In the entries below, find every line with "设计意图" and copy it.

# start of Task inputs

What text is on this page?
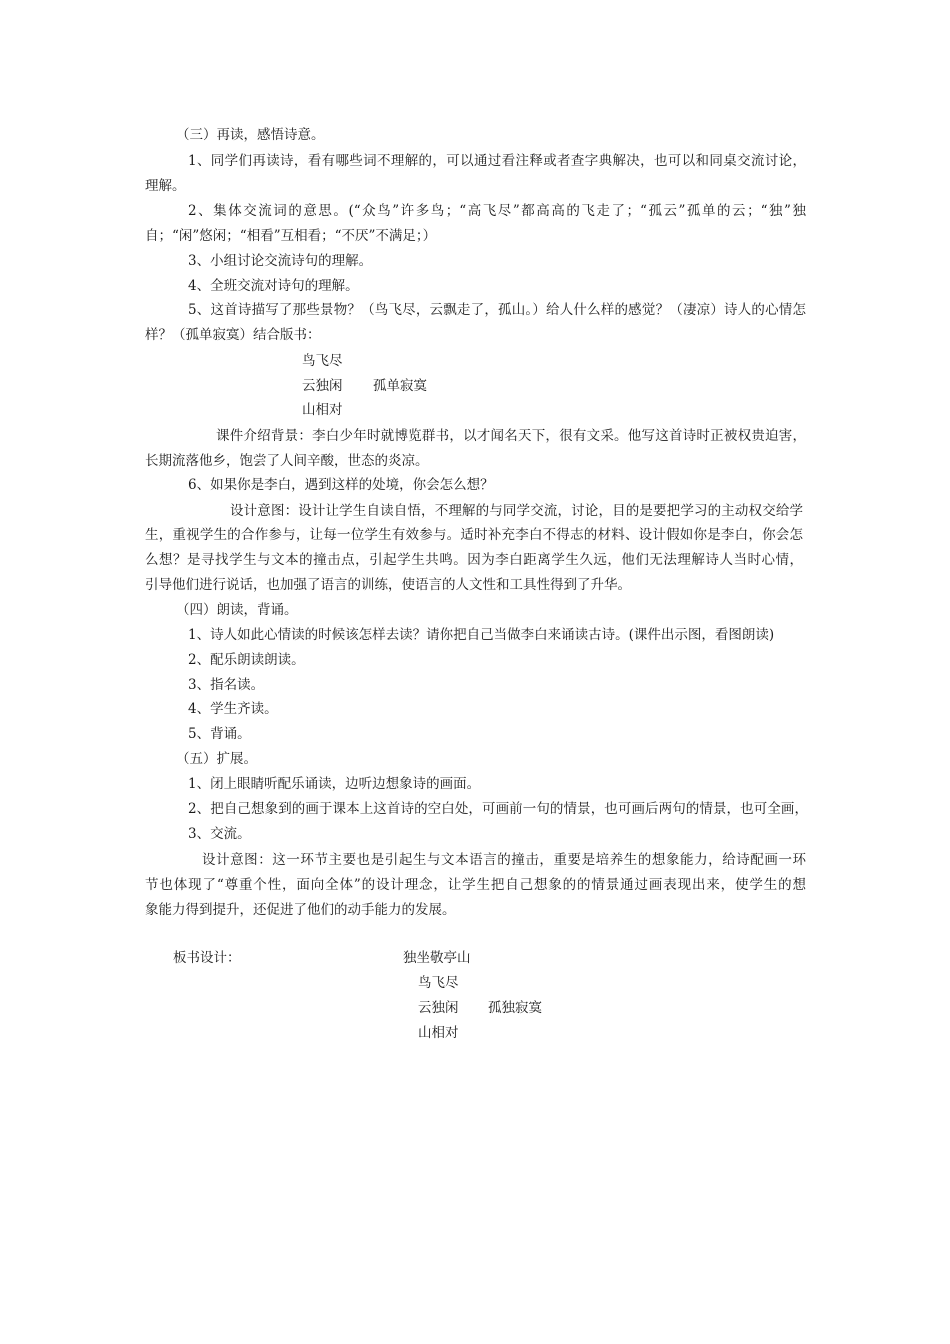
（三）再读，感悟诗意。
1、同学们再读诗，看有哪些词不理解的，可以通过看注释或者查字典解决，也可以和同桌交流讨论，
理解。
2、集体交流词的意思。(“众鸟”许多鸟；“高飞尽”都高高的飞走了；“孤云”孤单的云；“独”独
自；“闲”悠闲；“相看”互相看；“不厌”不满足；）
3、小组讨论交流诗句的理解。
4、全班交流对诗句的理解。
5、这首诗描写了那些景物？（鸟飞尽，云飘走了，孤山。）给人什么样的感觉？（凄凉）诗人的心情怎
样？（孤单寂寞）结合版书：
鸟飞尽
云独闲 孤单寂寞
山相对
课件介绍背景：李白少年时就博览群书，以才闻名天下，很有文采。他写这首诗时正被权贵迫害，
长期流落他乡，饱尝了人间辛酸，世态的炎凉。
6、如果你是李白，遇到这样的处境，你会怎么想？
设计意图：设计让学生自读自悟，不理解的与同学交流，讨论，目的是要把学习的主动权交给学
生，重视学生的合作参与，让每一位学生有效参与。适时补充李白不得志的材料、设计假如你是李白，你会怎
么想？是寻找学生与文本的撞击点，引起学生共鸣。因为李白距离学生久远，他们无法理解诗人当时心情，
引导他们进行说话，也加强了语言的训练，使语言的人文性和工具性得到了升华。
（四）朗读，背诵。
1、诗人如此心情读的时候该怎样去读？请你把自己当做李白来诵读古诗。(课件出示图，看图朗读)
2、配乐朗读朗读。
3、指名读。
4、学生齐读。
5、背诵。
（五）扩展。
1、闭上眼睛听配乐诵读，边听边想象诗的画面。
2、把自己想象到的画于课本上这首诗的空白处，可画前一句的情景，也可画后两句的情景，也可全画，
3、交流。
设计意图：这一环节主要也是引起生与文本语言的撞击，重要是培养生的想象能力，给诗配画一环
节也体现了“尊重个性，面向全体”的设计理念，让学生把自己想象的的情景通过画表现出来，使学生的想
象能力得到提升，还促进了他们的动手能力的发展。
板书设计：	独坐敬亭山
鸟飞尽
云独闲 孤独寂寞
山相对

# end of Task inputs

_Solution for this problem_:
设计意图：设计让学生自读自悟，不理解的与同学交流，讨论，目的是要把学习的主动权交给学
设计意图：这一环节主要也是引起生与文本语言的撞击，重要是培养生的想象能力，给诗配画一环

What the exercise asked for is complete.